**Data records:**
§
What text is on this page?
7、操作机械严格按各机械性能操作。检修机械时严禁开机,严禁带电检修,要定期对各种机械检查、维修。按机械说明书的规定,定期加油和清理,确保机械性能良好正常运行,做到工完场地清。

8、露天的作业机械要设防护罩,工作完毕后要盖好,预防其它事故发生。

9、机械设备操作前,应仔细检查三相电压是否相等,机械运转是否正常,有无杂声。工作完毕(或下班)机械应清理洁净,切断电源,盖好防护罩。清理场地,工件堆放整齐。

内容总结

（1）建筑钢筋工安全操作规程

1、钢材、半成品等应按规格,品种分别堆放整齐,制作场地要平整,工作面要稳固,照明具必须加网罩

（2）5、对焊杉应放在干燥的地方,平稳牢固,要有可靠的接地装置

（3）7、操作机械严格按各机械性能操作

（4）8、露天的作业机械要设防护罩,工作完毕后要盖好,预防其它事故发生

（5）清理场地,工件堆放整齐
§
**Stated goal:**
Give back the whole listing exactly as it reads.

**Solution to this exercise:**
What text is on this page?
7、操作机械严格按各机械性能操作。检修机械时严禁开机,严禁带电检修,要定期对各种机械检查、维修。按机械说明书的规定,定期加油和清理,确保机械性能良好正常运行,做到工完场地清。

8、露天的作业机械要设防护罩,工作完毕后要盖好,预防其它事故发生。

9、机械设备操作前,应仔细检查三相电压是否相等,机械运转是否正常,有无杂声。工作完毕(或下班)机械应清理洁净,切断电源,盖好防护罩。清理场地,工件堆放整齐。

内容总结

（1）建筑钢筋工安全操作规程

1、钢材、半成品等应按规格,品种分别堆放整齐,制作场地要平整,工作面要稳固,照明具必须加网罩

（2）5、对焊杉应放在干燥的地方,平稳牢固,要有可靠的接地装置

（3）7、操作机械严格按各机械性能操作

（4）8、露天的作业机械要设防护罩,工作完毕后要盖好,预防其它事故发生

（5）清理场地,工件堆放整齐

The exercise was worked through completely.